## Goal
Tell how many lines in the data below hold the string "πρόθ"; give nothing but the number.

## Input for this task
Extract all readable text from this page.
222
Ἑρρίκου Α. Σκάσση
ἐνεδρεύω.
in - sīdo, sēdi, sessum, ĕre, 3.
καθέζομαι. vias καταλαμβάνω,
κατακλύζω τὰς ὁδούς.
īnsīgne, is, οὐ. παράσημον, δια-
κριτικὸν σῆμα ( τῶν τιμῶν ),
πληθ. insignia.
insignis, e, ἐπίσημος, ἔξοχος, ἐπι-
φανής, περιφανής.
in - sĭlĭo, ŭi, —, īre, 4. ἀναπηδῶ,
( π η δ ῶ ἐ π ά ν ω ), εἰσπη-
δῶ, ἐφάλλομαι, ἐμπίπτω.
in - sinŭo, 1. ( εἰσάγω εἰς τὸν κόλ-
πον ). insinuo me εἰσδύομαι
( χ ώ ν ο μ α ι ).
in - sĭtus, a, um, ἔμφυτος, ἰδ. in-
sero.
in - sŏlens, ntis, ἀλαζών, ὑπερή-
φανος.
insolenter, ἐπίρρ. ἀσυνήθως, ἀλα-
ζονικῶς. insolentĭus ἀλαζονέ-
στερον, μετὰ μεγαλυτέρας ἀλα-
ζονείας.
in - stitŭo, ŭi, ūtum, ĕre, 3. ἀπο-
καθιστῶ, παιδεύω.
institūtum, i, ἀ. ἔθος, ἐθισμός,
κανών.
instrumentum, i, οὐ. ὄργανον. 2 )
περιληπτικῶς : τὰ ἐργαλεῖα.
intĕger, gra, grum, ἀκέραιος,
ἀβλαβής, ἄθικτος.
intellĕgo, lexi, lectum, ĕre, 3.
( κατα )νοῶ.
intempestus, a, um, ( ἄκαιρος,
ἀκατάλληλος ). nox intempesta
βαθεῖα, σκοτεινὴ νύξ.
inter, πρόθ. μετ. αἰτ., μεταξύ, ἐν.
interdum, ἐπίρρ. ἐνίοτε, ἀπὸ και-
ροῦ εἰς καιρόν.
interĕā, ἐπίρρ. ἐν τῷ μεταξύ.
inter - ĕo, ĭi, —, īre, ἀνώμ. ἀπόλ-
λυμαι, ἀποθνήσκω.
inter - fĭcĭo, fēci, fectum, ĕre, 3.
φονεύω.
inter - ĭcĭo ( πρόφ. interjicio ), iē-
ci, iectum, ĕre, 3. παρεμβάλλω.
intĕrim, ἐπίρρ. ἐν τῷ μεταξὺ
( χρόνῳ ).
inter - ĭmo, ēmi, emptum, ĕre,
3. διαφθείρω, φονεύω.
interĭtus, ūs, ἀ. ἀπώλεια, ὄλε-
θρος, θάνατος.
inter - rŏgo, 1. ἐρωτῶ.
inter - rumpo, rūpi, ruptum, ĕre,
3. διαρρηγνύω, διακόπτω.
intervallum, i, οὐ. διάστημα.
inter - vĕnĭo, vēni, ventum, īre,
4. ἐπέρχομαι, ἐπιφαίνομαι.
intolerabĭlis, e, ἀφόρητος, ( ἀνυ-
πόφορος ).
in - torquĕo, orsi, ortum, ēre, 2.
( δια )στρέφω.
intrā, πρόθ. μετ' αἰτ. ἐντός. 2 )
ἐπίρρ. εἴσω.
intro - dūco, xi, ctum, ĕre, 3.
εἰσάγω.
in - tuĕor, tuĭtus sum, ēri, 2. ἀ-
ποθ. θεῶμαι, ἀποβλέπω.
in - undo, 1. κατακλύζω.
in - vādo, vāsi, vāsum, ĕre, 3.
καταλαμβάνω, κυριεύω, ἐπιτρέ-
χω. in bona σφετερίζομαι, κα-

## Written reply
2